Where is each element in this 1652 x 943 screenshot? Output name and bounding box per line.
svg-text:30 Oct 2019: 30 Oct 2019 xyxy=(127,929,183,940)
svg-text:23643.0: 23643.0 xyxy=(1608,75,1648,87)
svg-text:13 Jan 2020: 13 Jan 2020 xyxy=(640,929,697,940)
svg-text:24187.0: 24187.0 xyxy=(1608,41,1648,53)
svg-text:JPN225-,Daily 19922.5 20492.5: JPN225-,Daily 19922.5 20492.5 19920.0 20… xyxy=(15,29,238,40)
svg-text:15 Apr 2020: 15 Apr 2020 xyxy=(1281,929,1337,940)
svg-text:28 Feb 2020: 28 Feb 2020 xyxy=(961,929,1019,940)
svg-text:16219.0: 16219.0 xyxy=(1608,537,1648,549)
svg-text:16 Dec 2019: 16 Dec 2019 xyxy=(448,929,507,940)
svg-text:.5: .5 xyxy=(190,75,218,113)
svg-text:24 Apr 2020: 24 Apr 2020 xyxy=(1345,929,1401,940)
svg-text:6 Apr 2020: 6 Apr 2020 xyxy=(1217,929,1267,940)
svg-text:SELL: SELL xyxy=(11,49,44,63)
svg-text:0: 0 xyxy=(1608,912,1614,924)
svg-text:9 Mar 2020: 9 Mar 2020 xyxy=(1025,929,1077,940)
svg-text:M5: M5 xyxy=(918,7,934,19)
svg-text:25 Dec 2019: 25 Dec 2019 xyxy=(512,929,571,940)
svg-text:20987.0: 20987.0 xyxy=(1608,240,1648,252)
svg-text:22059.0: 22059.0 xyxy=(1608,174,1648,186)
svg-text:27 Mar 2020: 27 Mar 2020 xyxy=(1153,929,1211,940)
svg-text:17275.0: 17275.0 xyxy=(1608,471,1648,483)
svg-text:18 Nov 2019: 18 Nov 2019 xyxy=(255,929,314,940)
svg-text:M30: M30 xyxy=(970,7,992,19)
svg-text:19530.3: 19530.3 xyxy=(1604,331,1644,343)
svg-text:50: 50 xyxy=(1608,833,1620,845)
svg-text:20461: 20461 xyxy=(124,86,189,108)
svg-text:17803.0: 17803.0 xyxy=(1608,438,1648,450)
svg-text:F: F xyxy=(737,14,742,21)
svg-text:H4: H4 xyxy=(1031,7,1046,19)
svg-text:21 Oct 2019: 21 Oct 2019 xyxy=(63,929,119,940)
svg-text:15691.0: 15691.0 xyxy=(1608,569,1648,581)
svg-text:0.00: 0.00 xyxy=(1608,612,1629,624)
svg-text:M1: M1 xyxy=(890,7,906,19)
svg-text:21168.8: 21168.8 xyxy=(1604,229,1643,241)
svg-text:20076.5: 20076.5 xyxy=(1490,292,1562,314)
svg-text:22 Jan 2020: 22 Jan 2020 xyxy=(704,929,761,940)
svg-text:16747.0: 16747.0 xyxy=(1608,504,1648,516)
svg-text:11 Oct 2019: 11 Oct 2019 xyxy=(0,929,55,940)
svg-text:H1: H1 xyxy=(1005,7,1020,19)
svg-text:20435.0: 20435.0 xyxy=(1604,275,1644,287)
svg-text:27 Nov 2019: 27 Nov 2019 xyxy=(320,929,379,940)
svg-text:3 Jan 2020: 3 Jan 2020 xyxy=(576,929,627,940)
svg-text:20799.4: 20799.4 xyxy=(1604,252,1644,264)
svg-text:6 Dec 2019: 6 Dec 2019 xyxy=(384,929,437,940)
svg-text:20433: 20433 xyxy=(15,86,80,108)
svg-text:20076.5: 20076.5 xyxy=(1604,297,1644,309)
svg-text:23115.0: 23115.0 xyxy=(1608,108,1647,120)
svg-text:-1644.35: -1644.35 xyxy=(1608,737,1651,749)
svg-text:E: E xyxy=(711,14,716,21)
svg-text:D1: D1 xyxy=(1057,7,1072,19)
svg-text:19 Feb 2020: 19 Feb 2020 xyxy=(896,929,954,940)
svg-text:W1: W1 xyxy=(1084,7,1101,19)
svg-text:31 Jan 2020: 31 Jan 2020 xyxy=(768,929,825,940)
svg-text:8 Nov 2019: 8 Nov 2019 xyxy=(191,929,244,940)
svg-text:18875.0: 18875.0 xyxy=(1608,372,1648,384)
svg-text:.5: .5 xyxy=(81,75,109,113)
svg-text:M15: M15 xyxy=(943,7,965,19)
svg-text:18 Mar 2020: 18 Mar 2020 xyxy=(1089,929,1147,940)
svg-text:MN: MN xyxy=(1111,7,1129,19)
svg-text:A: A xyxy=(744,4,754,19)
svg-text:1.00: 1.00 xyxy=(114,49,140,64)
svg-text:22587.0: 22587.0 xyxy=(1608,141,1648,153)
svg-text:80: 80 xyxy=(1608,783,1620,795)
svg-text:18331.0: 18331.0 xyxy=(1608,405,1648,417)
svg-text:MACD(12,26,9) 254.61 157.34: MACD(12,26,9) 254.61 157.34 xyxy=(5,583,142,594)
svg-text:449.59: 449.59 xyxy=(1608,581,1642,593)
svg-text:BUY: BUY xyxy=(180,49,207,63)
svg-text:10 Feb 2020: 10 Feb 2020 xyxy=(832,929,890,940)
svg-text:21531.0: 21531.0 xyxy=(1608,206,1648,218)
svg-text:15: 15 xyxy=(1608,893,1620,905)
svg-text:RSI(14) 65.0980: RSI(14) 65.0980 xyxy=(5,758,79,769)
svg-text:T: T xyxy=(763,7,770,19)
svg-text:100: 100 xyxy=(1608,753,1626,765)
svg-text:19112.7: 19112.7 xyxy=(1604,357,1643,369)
= = = = =
▸ What this task involves
Copy the lines from the start of the records up to and including the line with "svg-text:13 Jan 2020: 13", exactly as they appear.

▸ Reply to the exercise
Where is each element in this 1652 x 943 screenshot? Output name and bounding box per line.
svg-text:30 Oct 2019: 30 Oct 2019 xyxy=(127,929,183,940)
svg-text:23643.0: 23643.0 xyxy=(1608,75,1648,87)
svg-text:13 Jan 2020: 13 Jan 2020 xyxy=(640,929,697,940)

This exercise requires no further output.